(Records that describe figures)
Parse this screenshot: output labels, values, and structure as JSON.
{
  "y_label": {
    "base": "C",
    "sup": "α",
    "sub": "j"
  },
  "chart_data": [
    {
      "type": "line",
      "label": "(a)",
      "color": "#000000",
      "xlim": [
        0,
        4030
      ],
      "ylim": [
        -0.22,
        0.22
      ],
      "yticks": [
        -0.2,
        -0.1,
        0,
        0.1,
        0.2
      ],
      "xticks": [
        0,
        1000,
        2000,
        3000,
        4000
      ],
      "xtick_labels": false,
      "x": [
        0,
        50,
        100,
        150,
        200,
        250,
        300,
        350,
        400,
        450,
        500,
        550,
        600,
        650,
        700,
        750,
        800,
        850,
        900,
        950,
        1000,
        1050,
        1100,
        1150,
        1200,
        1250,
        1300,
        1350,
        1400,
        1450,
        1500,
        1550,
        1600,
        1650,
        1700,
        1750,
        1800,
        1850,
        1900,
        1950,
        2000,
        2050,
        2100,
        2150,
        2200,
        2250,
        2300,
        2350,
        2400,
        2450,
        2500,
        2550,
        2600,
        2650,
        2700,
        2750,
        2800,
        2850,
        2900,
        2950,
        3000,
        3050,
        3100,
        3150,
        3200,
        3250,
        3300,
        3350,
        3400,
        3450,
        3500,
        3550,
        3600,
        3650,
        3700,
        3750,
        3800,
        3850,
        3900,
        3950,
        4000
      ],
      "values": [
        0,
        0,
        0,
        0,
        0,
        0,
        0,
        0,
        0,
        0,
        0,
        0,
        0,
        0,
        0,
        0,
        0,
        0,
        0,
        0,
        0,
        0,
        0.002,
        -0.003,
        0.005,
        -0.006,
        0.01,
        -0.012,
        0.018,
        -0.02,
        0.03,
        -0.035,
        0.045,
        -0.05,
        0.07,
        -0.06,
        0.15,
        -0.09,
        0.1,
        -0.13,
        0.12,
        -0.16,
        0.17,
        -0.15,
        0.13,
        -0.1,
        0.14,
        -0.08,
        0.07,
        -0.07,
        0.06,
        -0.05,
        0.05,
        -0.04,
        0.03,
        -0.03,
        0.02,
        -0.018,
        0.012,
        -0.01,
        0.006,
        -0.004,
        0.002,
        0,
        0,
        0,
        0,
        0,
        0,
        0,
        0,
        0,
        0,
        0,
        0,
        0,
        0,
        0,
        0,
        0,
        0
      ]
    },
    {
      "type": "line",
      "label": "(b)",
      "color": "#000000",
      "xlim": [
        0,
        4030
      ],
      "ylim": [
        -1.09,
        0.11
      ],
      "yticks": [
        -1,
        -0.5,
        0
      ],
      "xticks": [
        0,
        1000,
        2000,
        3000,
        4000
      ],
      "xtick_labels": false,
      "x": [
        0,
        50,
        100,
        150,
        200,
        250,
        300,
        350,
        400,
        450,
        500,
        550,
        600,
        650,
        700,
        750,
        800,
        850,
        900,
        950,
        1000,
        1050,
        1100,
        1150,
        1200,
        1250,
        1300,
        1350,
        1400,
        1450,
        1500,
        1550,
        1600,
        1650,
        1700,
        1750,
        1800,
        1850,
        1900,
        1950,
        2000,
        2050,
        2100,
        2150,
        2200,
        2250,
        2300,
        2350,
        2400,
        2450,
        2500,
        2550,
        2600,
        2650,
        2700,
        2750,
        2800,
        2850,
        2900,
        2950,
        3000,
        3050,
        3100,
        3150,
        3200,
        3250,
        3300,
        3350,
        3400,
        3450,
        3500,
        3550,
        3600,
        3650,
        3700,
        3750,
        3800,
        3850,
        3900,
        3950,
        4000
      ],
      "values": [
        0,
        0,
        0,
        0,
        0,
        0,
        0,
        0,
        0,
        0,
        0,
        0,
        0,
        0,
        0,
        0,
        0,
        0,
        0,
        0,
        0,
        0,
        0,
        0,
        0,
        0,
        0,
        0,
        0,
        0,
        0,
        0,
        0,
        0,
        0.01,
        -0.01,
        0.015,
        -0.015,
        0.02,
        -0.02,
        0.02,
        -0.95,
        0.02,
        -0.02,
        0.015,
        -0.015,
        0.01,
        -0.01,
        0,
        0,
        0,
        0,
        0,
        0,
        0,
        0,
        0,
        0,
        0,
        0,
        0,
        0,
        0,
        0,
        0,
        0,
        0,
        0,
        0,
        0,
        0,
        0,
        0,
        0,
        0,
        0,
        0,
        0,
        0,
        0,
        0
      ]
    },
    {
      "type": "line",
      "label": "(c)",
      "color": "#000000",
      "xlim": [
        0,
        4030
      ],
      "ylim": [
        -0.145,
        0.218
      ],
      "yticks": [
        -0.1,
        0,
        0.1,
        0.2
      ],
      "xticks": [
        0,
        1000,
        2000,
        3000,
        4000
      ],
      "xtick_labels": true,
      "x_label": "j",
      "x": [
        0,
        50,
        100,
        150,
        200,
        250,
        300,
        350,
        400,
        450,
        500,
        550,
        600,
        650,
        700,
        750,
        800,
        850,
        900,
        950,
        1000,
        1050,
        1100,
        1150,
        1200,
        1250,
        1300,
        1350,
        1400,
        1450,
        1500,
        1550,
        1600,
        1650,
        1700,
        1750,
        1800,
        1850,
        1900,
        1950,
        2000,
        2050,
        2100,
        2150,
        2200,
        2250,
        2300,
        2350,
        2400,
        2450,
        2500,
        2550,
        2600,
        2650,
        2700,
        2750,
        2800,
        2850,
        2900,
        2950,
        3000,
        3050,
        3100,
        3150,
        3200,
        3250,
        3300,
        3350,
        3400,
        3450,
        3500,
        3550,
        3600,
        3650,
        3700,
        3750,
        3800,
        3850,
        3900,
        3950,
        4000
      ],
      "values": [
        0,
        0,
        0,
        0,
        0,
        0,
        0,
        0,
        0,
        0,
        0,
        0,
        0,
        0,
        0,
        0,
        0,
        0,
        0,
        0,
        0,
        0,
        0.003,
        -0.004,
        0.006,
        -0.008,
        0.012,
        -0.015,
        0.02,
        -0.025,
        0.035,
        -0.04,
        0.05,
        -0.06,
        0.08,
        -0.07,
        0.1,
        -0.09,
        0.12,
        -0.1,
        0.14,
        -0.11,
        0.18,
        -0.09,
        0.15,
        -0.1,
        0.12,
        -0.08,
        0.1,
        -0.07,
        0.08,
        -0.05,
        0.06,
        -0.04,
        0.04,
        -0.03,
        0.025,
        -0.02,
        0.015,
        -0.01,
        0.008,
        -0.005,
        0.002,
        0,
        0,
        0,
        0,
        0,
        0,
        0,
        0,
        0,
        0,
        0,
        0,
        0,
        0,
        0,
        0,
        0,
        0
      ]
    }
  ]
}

**Work to do:**
Reproduce each record exactly as it appears.

**Completed task:**
Parse this screenshot: output labels, values, and structure as JSON.
{
  "y_label": {
    "base": "C",
    "sup": "α",
    "sub": "j"
  },
  "chart_data": [
    {
      "type": "line",
      "label": "(a)",
      "color": "#000000",
      "xlim": [
        0,
        4030
      ],
      "ylim": [
        -0.22,
        0.22
      ],
      "yticks": [
        -0.2,
        -0.1,
        0,
        0.1,
        0.2
      ],
      "xticks": [
        0,
        1000,
        2000,
        3000,
        4000
      ],
      "xtick_labels": false,
      "x": [
        0,
        50,
        100,
        150,
        200,
        250,
        300,
        350,
        400,
        450,
        500,
        550,
        600,
        650,
        700,
        750,
        800,
        850,
        900,
        950,
        1000,
        1050,
        1100,
        1150,
        1200,
        1250,
        1300,
        1350,
        1400,
        1450,
        1500,
        1550,
        1600,
        1650,
        1700,
        1750,
        1800,
        1850,
        1900,
        1950,
        2000,
        2050,
        2100,
        2150,
        2200,
        2250,
        2300,
        2350,
        2400,
        2450,
        2500,
        2550,
        2600,
        2650,
        2700,
        2750,
        2800,
        2850,
        2900,
        2950,
        3000,
        3050,
        3100,
        3150,
        3200,
        3250,
        3300,
        3350,
        3400,
        3450,
        3500,
        3550,
        3600,
        3650,
        3700,
        3750,
        3800,
        3850,
        3900,
        3950,
        4000
      ],
      "values": [
        0,
        0,
        0,
        0,
        0,
        0,
        0,
        0,
        0,
        0,
        0,
        0,
        0,
        0,
        0,
        0,
        0,
        0,
        0,
        0,
        0,
        0,
        0.002,
        -0.003,
        0.005,
        -0.006,
        0.01,
        -0.012,
        0.018,
        -0.02,
        0.03,
        -0.035,
        0.045,
        -0.05,
        0.07,
        -0.06,
        0.15,
        -0.09,
        0.1,
        -0.13,
        0.12,
        -0.16,
        0.17,
        -0.15,
        0.13,
        -0.1,
        0.14,
        -0.08,
        0.07,
        -0.07,
        0.06,
        -0.05,
        0.05,
        -0.04,
        0.03,
        -0.03,
        0.02,
        -0.018,
        0.012,
        -0.01,
        0.006,
        -0.004,
        0.002,
        0,
        0,
        0,
        0,
        0,
        0,
        0,
        0,
        0,
        0,
        0,
        0,
        0,
        0,
        0,
        0,
        0,
        0
      ]
    },
    {
      "type": "line",
      "label": "(b)",
      "color": "#000000",
      "xlim": [
        0,
        4030
      ],
      "ylim": [
        -1.09,
        0.11
      ],
      "yticks": [
        -1,
        -0.5,
        0
      ],
      "xticks": [
        0,
        1000,
        2000,
        3000,
        4000
      ],
      "xtick_labels": false,
      "x": [
        0,
        50,
        100,
        150,
        200,
        250,
        300,
        350,
        400,
        450,
        500,
        550,
        600,
        650,
        700,
        750,
        800,
        850,
        900,
        950,
        1000,
        1050,
        1100,
        1150,
        1200,
        1250,
        1300,
        1350,
        1400,
        1450,
        1500,
        1550,
        1600,
        1650,
        1700,
        1750,
        1800,
        1850,
        1900,
        1950,
        2000,
        2050,
        2100,
        2150,
        2200,
        2250,
        2300,
        2350,
        2400,
        2450,
        2500,
        2550,
        2600,
        2650,
        2700,
        2750,
        2800,
        2850,
        2900,
        2950,
        3000,
        3050,
        3100,
        3150,
        3200,
        3250,
        3300,
        3350,
        3400,
        3450,
        3500,
        3550,
        3600,
        3650,
        3700,
        3750,
        3800,
        3850,
        3900,
        3950,
        4000
      ],
      "values": [
        0,
        0,
        0,
        0,
        0,
        0,
        0,
        0,
        0,
        0,
        0,
        0,
        0,
        0,
        0,
        0,
        0,
        0,
        0,
        0,
        0,
        0,
        0,
        0,
        0,
        0,
        0,
        0,
        0,
        0,
        0,
        0,
        0,
        0,
        0.01,
        -0.01,
        0.015,
        -0.015,
        0.02,
        -0.02,
        0.02,
        -0.95,
        0.02,
        -0.02,
        0.015,
        -0.015,
        0.01,
        -0.01,
        0,
        0,
        0,
        0,
        0,
        0,
        0,
        0,
        0,
        0,
        0,
        0,
        0,
        0,
        0,
        0,
        0,
        0,
        0,
        0,
        0,
        0,
        0,
        0,
        0,
        0,
        0,
        0,
        0,
        0,
        0,
        0,
        0
      ]
    },
    {
      "type": "line",
      "label": "(c)",
      "color": "#000000",
      "xlim": [
        0,
        4030
      ],
      "ylim": [
        -0.145,
        0.218
      ],
      "yticks": [
        -0.1,
        0,
        0.1,
        0.2
      ],
      "xticks": [
        0,
        1000,
        2000,
        3000,
        4000
      ],
      "xtick_labels": true,
      "x_label": "j",
      "x": [
        0,
        50,
        100,
        150,
        200,
        250,
        300,
        350,
        400,
        450,
        500,
        550,
        600,
        650,
        700,
        750,
        800,
        850,
        900,
        950,
        1000,
        1050,
        1100,
        1150,
        1200,
        1250,
        1300,
        1350,
        1400,
        1450,
        1500,
        1550,
        1600,
        1650,
        1700,
        1750,
        1800,
        1850,
        1900,
        1950,
        2000,
        2050,
        2100,
        2150,
        2200,
        2250,
        2300,
        2350,
        2400,
        2450,
        2500,
        2550,
        2600,
        2650,
        2700,
        2750,
        2800,
        2850,
        2900,
        2950,
        3000,
        3050,
        3100,
        3150,
        3200,
        3250,
        3300,
        3350,
        3400,
        3450,
        3500,
        3550,
        3600,
        3650,
        3700,
        3750,
        3800,
        3850,
        3900,
        3950,
        4000
      ],
      "values": [
        0,
        0,
        0,
        0,
        0,
        0,
        0,
        0,
        0,
        0,
        0,
        0,
        0,
        0,
        0,
        0,
        0,
        0,
        0,
        0,
        0,
        0,
        0.003,
        -0.004,
        0.006,
        -0.008,
        0.012,
        -0.015,
        0.02,
        -0.025,
        0.035,
        -0.04,
        0.05,
        -0.06,
        0.08,
        -0.07,
        0.1,
        -0.09,
        0.12,
        -0.1,
        0.14,
        -0.11,
        0.18,
        -0.09,
        0.15,
        -0.1,
        0.12,
        -0.08,
        0.1,
        -0.07,
        0.08,
        -0.05,
        0.06,
        -0.04,
        0.04,
        -0.03,
        0.025,
        -0.02,
        0.015,
        -0.01,
        0.008,
        -0.005,
        0.002,
        0,
        0,
        0,
        0,
        0,
        0,
        0,
        0,
        0,
        0,
        0,
        0,
        0,
        0,
        0,
        0,
        0,
        0
      ]
    }
  ]
}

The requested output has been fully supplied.